* begin PROVIDED RECORDS *

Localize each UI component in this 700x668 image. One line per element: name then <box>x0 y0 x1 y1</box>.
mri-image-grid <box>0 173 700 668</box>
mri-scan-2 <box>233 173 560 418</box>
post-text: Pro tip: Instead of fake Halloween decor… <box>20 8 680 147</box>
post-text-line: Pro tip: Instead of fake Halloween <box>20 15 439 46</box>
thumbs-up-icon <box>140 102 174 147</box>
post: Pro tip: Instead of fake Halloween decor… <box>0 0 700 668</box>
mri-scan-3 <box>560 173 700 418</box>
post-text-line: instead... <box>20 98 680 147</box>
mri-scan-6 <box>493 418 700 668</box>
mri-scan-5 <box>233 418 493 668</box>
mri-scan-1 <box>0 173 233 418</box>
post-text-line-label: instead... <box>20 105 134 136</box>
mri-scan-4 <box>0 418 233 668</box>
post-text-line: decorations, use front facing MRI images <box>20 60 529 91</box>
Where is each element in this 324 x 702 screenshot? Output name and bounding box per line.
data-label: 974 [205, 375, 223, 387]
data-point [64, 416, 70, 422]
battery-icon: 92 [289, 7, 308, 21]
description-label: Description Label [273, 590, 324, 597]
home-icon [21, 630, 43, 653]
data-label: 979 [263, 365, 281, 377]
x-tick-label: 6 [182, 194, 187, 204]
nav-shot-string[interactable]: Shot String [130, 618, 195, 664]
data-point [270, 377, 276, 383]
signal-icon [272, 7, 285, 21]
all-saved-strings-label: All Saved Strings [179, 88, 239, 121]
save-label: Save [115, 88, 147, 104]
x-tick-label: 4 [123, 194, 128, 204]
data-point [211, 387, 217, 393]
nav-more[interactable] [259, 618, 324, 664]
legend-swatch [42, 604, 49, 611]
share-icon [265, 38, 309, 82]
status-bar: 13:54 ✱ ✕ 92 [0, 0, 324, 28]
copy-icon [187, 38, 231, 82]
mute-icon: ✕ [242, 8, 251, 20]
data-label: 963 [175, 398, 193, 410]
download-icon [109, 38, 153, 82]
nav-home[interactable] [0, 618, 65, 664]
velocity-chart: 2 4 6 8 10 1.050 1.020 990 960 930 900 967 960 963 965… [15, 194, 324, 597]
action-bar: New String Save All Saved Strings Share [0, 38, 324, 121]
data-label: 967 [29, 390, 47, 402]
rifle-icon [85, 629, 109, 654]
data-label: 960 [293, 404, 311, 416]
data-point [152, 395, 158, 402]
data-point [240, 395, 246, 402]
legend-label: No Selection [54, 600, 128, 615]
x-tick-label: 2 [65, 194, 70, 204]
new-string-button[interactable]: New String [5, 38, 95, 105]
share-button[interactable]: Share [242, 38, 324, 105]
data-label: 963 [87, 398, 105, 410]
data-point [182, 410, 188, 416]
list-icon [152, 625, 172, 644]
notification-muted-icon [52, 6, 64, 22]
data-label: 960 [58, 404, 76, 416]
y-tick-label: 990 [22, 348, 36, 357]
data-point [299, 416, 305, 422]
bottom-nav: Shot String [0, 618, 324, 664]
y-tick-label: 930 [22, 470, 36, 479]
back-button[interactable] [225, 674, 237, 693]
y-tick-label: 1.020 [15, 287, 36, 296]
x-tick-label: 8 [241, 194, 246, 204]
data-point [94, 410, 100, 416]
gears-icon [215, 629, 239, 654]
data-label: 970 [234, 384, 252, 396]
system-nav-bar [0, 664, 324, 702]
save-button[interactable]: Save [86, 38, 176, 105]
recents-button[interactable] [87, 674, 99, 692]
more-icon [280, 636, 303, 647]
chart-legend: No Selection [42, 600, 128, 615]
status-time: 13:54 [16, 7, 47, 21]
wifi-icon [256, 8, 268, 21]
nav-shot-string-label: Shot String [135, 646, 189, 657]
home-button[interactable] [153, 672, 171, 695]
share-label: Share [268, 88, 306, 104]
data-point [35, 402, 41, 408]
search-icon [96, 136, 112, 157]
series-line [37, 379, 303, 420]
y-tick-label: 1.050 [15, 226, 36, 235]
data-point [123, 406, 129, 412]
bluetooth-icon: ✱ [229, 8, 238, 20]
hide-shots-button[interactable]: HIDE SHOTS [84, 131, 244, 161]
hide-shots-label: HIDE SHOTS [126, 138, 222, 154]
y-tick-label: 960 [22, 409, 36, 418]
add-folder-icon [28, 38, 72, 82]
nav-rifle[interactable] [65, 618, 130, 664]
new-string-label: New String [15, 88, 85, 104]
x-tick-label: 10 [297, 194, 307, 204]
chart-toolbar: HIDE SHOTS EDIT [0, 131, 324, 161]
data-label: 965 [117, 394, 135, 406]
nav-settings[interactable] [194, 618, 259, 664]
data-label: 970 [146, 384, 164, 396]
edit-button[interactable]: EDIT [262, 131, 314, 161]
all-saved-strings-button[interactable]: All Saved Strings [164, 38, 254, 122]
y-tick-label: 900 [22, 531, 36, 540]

* end PROVIDED RECORDS *

§ DIRECTIONS:
Count the lines in the material above that contain the string "each", treating uppercase and lowercase as different. Reply with the number alone.

§ THE SOLUTION:
2